What the task asks: For each line that holds "HTML", copy the line out.

Provided records:
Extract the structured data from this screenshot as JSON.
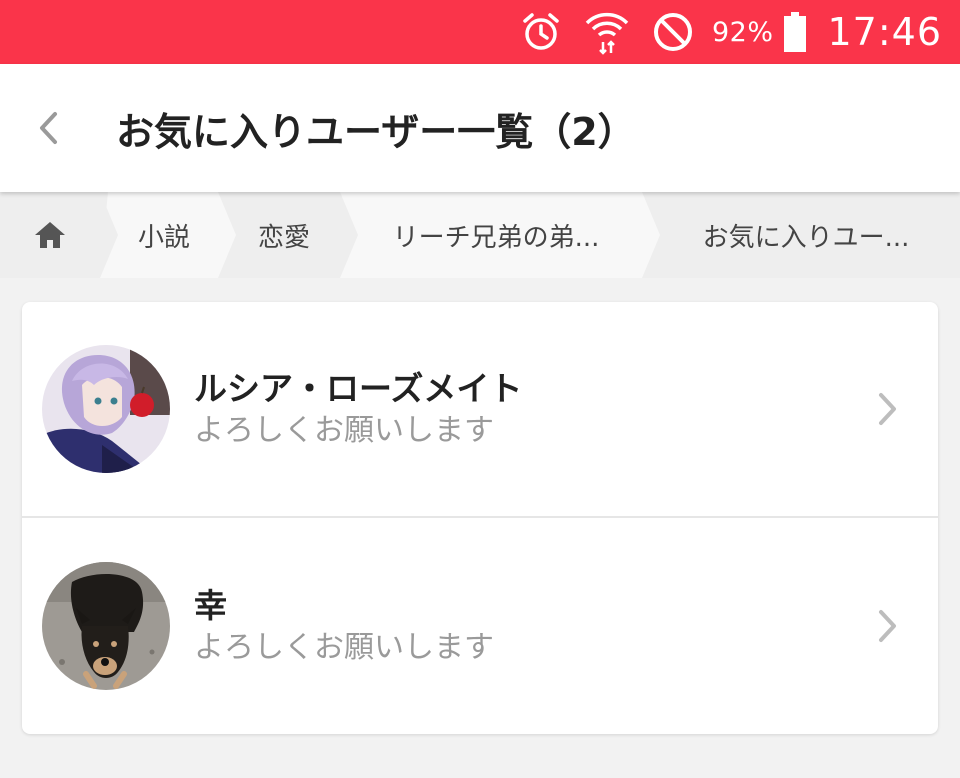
{
  "status_bar": {
    "battery_percent": "92%",
    "time": "17:46",
    "icons": [
      "alarm-icon",
      "wifi-icon",
      "do-not-disturb-icon",
      "battery-icon"
    ],
    "background_color": "#fa344a"
  },
  "header": {
    "title": "お気に入りユーザー一覧（2）",
    "back_icon": "chevron-left-icon"
  },
  "breadcrumb": {
    "home_icon": "home-icon",
    "items": [
      {
        "label": "小説"
      },
      {
        "label": "恋愛"
      },
      {
        "label": "リーチ兄弟の弟..."
      },
      {
        "label": "お気に入りユー..."
      }
    ]
  },
  "users": [
    {
      "name": "ルシア・ローズメイト",
      "bio": "よろしくお願いします",
      "avatar": "anime-character-avatar"
    },
    {
      "name": "幸",
      "bio": "よろしくお願いします",
      "avatar": "dog-photo-avatar"
    }
  ]
}
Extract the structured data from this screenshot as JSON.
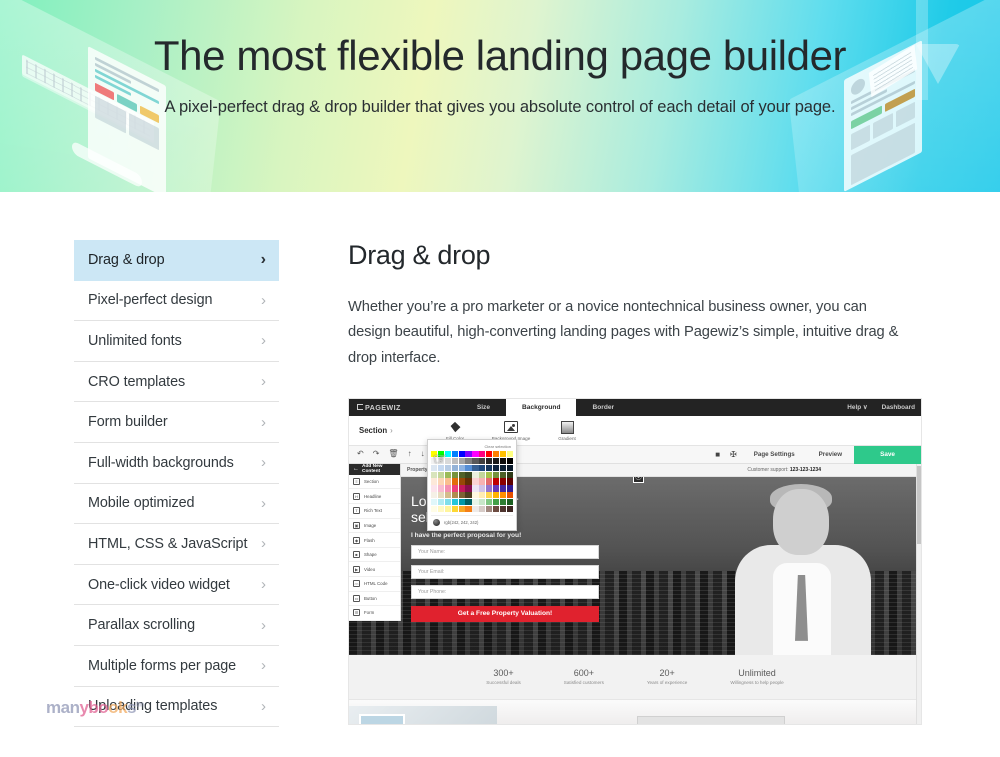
{
  "hero": {
    "title": "The most flexible landing page builder",
    "subtitle": "A pixel-perfect drag & drop builder that gives you absolute control of each detail of your page.",
    "gradient_from": "#7ef0be",
    "gradient_mid": "#eef7bd",
    "gradient_to": "#12c6e8"
  },
  "sidebar": {
    "active_index": 0,
    "active_bg": "#cce7f5",
    "items": [
      {
        "label": "Drag & drop",
        "chevron": "›"
      },
      {
        "label": "Pixel-perfect design",
        "chevron": "›"
      },
      {
        "label": "Unlimited fonts",
        "chevron": "›"
      },
      {
        "label": "CRO templates",
        "chevron": "›"
      },
      {
        "label": "Form builder",
        "chevron": "›"
      },
      {
        "label": "Full-width backgrounds",
        "chevron": "›"
      },
      {
        "label": "Mobile optimized",
        "chevron": "›"
      },
      {
        "label": "HTML, CSS & JavaScript",
        "chevron": "›"
      },
      {
        "label": "One-click video widget",
        "chevron": "›"
      },
      {
        "label": "Parallax scrolling",
        "chevron": "›"
      },
      {
        "label": "Multiple forms per page",
        "chevron": "›"
      },
      {
        "label": "Uploading templates",
        "chevron": "›"
      }
    ]
  },
  "watermark": {
    "part1": "man",
    "part2": "ybo",
    "part3": "ok",
    "part4": "s",
    "tm": "tm"
  },
  "main": {
    "heading": "Drag & drop",
    "paragraph": "Whether you’re a pro marketer or a novice nontechnical business owner, you can design beautiful, high-converting landing pages with Pagewiz’s simple, intuitive drag & drop interface."
  },
  "editor": {
    "logo": "PAGEWIZ",
    "tabs": [
      {
        "label": "Size",
        "active": false
      },
      {
        "label": "Background",
        "active": true
      },
      {
        "label": "Border",
        "active": false
      }
    ],
    "top_right": [
      "Help ∨",
      "Dashboard"
    ],
    "ribbon": {
      "section_label": "Section",
      "section_arrow": "›",
      "tools": [
        {
          "caption": "Fill Color",
          "icon": "paint-bucket-icon"
        },
        {
          "caption": "Background Image",
          "icon": "image-icon"
        },
        {
          "caption": "Gradient",
          "icon": "gradient-icon"
        }
      ]
    },
    "actions": {
      "left_icons": [
        "↶",
        "↷",
        "Ὕ1",
        "↑",
        "↓"
      ],
      "right_icons": [
        "■",
        "✠"
      ],
      "page_settings": "Page Settings",
      "preview": "Preview",
      "save": "Save",
      "save_color": "#2ec98b"
    },
    "content_panel": {
      "title": "Add New Content",
      "back": "←",
      "items": [
        {
          "label": "Section",
          "glyph": "≡"
        },
        {
          "label": "Headline",
          "glyph": "H"
        },
        {
          "label": "Rich Text",
          "glyph": "T"
        },
        {
          "label": "Image",
          "glyph": "▣"
        },
        {
          "label": "Flash",
          "glyph": "◆"
        },
        {
          "label": "Shape",
          "glyph": "■"
        },
        {
          "label": "Video",
          "glyph": "▶"
        },
        {
          "label": "HTML Code",
          "glyph": "</>"
        },
        {
          "label": "Button",
          "glyph": "▭"
        },
        {
          "label": "Form",
          "glyph": "☰"
        }
      ]
    },
    "color_picker": {
      "clear_label": "Clear selection",
      "current_value": "rgb(242, 242, 242)",
      "rows": [
        [
          "#ffff00",
          "#00ff00",
          "#00ffff",
          "#0080ff",
          "#0000ff",
          "#8000ff",
          "#ff00ff",
          "#ff0080",
          "#ff0000",
          "#ff8000",
          "#ffc000",
          "#ffff80"
        ],
        [
          "#f2f2f2",
          "#e6e6e6",
          "#d9d9d9",
          "#bfbfbf",
          "#a6a6a6",
          "#808080",
          "#595959",
          "#404040",
          "#262626",
          "#1a1a1a",
          "#0d0d0d",
          "#000000"
        ],
        [
          "#dce6f1",
          "#c6d9f0",
          "#b8cce4",
          "#95b3d7",
          "#8db3e2",
          "#558ed5",
          "#376092",
          "#1f497d",
          "#17375e",
          "#0f243e",
          "#0b1f33",
          "#08182a"
        ],
        [
          "#d8e4bc",
          "#c4d79b",
          "#9bbb59",
          "#77933c",
          "#4f6228",
          "#3b4a1f",
          "#ebf1dd",
          "#c3d69b",
          "#a5c249",
          "#76923c",
          "#4e6128",
          "#2e3a18"
        ],
        [
          "#fde9d9",
          "#fcd5b4",
          "#fabf8f",
          "#e36c0a",
          "#974806",
          "#632f05",
          "#fbd4d4",
          "#f7b2b2",
          "#e46c6c",
          "#c00000",
          "#8b0000",
          "#5e0000"
        ],
        [
          "#fce4ec",
          "#f8bbd0",
          "#f48fb1",
          "#ec407a",
          "#c2185b",
          "#880e4f",
          "#ede7f6",
          "#d1c4e9",
          "#9575cd",
          "#673ab7",
          "#4527a0",
          "#311b92"
        ],
        [
          "#f5f0e6",
          "#e8dcc0",
          "#d4bc8b",
          "#b08d4f",
          "#7d6134",
          "#4f3d20",
          "#fff8e1",
          "#ffecb3",
          "#ffd54f",
          "#ffb300",
          "#ff8f00",
          "#e65100"
        ],
        [
          "#e0f7fa",
          "#b2ebf2",
          "#80deea",
          "#26c6da",
          "#0097a7",
          "#006064",
          "#e8f5e9",
          "#c8e6c9",
          "#81c784",
          "#43a047",
          "#2e7d32",
          "#1b5e20"
        ],
        [
          "#fffde7",
          "#fff9c4",
          "#fff59d",
          "#fdd835",
          "#f9a825",
          "#f57f17",
          "#efebe9",
          "#d7ccc8",
          "#a1887f",
          "#6d4c41",
          "#4e342e",
          "#3e2723"
        ]
      ]
    }
  },
  "landing_preview": {
    "brand": "Property Group",
    "support_label": "Customer support:",
    "support_phone": "123-123-1234",
    "headline_line1": "Looking to buy or",
    "headline_line2": "sell a property?",
    "subheadline": "I have the perfect proposal for you!",
    "fields": [
      "Your Name:",
      "Your Email:",
      "Your Phone:"
    ],
    "cta": "Get a Free Property Valuation!",
    "cta_color": "#e0222e",
    "stats": [
      {
        "number": "300+",
        "caption": "Successful deals"
      },
      {
        "number": "600+",
        "caption": "Satisfied customers"
      },
      {
        "number": "20+",
        "caption": "Years of experience"
      },
      {
        "number": "Unlimited",
        "caption": "Willingness to help people"
      }
    ]
  }
}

Finished answer:
        "label": "HTML, CSS & JavaScript",
          "label": "HTML Code",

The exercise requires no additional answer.